**Goal:** Spot every line with the word "intensity" and return it.

**Dataset extract:**
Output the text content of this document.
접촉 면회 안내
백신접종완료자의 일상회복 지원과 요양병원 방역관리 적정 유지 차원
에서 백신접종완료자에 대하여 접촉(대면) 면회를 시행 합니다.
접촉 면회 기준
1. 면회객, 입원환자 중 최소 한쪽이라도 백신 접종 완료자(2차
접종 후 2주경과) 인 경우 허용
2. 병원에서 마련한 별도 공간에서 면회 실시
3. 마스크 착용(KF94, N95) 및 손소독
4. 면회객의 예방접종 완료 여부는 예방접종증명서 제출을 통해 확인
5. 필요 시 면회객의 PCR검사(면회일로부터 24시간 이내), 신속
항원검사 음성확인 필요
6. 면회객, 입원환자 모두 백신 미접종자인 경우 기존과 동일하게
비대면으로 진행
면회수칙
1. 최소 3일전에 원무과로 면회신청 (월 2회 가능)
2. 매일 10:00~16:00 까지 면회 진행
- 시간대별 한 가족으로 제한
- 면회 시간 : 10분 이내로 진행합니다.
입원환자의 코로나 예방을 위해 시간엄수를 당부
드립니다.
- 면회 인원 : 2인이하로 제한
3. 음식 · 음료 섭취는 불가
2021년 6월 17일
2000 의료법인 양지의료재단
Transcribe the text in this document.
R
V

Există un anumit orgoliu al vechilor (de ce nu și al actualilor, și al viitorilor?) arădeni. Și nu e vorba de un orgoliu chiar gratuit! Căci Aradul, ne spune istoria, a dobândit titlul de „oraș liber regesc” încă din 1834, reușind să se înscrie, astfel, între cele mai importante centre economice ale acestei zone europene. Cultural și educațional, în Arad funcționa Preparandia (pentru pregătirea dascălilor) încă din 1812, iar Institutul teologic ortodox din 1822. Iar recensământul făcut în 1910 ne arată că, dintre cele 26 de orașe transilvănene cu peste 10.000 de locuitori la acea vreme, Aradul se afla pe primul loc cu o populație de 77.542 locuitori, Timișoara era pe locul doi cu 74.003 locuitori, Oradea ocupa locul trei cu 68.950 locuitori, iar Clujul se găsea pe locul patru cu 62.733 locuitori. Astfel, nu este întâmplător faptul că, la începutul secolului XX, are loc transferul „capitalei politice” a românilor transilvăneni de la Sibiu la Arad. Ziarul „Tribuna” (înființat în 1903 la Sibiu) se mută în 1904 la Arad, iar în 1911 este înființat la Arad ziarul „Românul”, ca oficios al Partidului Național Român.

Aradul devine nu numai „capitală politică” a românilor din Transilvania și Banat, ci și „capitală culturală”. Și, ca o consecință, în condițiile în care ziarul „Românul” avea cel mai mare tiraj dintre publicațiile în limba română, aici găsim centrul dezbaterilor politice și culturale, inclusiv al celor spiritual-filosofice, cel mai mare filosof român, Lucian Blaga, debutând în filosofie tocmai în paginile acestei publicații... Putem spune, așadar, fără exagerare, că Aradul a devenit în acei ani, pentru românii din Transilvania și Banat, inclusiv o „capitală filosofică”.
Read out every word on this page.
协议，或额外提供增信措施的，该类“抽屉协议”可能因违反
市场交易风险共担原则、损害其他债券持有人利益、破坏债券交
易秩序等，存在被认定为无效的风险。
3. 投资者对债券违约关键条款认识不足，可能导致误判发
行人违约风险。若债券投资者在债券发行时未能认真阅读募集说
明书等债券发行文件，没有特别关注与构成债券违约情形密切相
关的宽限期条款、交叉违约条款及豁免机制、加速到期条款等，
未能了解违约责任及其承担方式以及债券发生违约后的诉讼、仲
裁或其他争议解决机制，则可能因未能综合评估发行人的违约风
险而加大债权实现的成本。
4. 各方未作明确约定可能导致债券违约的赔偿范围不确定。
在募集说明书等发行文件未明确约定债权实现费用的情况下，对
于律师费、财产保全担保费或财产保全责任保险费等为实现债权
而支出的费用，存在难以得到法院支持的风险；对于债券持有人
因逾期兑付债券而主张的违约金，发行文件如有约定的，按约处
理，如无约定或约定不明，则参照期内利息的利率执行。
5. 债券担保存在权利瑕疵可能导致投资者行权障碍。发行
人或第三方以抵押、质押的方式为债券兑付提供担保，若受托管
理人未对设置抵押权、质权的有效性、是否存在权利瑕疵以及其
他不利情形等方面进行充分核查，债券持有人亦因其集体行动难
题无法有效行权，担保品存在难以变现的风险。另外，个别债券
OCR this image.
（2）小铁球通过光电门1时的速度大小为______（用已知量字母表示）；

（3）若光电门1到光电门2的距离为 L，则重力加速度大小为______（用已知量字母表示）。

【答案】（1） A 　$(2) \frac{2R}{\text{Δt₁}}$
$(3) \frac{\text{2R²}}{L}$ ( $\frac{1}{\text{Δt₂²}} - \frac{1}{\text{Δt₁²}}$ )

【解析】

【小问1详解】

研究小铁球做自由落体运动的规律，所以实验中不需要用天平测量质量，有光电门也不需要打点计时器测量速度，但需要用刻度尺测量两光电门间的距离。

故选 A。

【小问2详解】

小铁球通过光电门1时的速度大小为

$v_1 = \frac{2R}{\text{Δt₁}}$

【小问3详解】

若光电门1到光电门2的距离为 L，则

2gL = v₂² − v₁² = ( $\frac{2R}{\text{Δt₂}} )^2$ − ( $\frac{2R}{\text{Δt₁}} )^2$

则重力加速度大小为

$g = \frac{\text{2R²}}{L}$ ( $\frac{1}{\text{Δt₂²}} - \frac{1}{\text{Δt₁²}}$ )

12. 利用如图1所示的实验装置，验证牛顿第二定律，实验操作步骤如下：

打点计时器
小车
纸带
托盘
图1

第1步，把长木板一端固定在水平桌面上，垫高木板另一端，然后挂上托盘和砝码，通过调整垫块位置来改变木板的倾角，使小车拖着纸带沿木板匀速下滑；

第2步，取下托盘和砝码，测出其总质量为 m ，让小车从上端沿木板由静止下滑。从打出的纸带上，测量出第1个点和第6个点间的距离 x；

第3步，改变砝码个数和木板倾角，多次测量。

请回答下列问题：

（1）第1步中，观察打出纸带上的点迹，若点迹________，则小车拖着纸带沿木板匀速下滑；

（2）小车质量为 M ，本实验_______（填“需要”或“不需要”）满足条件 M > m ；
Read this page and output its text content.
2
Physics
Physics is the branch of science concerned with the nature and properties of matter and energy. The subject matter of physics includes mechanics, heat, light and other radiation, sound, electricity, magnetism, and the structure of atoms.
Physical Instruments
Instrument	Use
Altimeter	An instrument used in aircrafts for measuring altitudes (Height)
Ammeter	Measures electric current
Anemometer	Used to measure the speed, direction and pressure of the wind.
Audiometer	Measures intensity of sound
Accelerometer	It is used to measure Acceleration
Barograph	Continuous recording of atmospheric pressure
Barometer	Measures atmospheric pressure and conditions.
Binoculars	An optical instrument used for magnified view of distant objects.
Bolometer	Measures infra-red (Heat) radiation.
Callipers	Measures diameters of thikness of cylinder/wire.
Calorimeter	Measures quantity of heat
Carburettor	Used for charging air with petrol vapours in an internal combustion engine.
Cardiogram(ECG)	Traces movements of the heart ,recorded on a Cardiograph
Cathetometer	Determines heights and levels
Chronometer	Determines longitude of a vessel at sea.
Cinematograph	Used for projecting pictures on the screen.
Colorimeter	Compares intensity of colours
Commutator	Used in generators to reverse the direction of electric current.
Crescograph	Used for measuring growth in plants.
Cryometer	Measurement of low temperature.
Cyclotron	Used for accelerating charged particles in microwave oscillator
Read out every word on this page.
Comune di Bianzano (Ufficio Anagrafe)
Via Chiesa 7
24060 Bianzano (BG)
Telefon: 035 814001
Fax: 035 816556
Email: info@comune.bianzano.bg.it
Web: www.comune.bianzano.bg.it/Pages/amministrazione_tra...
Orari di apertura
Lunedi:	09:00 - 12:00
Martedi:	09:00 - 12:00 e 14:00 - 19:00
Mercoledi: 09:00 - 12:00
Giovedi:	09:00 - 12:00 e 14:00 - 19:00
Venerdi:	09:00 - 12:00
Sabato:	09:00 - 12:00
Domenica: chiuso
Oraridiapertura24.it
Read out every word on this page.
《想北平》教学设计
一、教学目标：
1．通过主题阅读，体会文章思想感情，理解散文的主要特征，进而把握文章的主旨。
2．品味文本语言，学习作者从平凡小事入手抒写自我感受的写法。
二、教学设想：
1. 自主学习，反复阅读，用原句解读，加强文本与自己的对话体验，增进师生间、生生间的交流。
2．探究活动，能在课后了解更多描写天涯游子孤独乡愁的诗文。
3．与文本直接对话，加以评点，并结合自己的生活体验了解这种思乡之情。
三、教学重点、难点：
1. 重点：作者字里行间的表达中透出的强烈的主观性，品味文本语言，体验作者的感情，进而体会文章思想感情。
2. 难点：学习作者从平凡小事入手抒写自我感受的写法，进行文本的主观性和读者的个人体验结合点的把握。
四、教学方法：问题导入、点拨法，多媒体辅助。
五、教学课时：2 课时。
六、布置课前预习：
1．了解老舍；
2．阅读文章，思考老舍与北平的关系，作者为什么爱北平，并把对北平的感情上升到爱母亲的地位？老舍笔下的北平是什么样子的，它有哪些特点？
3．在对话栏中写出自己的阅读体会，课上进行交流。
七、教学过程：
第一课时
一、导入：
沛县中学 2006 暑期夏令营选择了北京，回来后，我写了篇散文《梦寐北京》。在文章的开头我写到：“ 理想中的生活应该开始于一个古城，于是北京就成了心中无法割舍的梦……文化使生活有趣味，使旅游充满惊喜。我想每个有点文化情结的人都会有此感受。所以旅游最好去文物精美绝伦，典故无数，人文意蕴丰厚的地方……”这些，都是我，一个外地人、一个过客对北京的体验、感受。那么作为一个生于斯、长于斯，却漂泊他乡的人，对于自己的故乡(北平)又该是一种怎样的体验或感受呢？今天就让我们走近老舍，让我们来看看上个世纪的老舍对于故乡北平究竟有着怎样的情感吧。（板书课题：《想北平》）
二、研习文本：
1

**Correct result:**
Audiometer	Measures intensity of sound
Colorimeter	Compares intensity of colours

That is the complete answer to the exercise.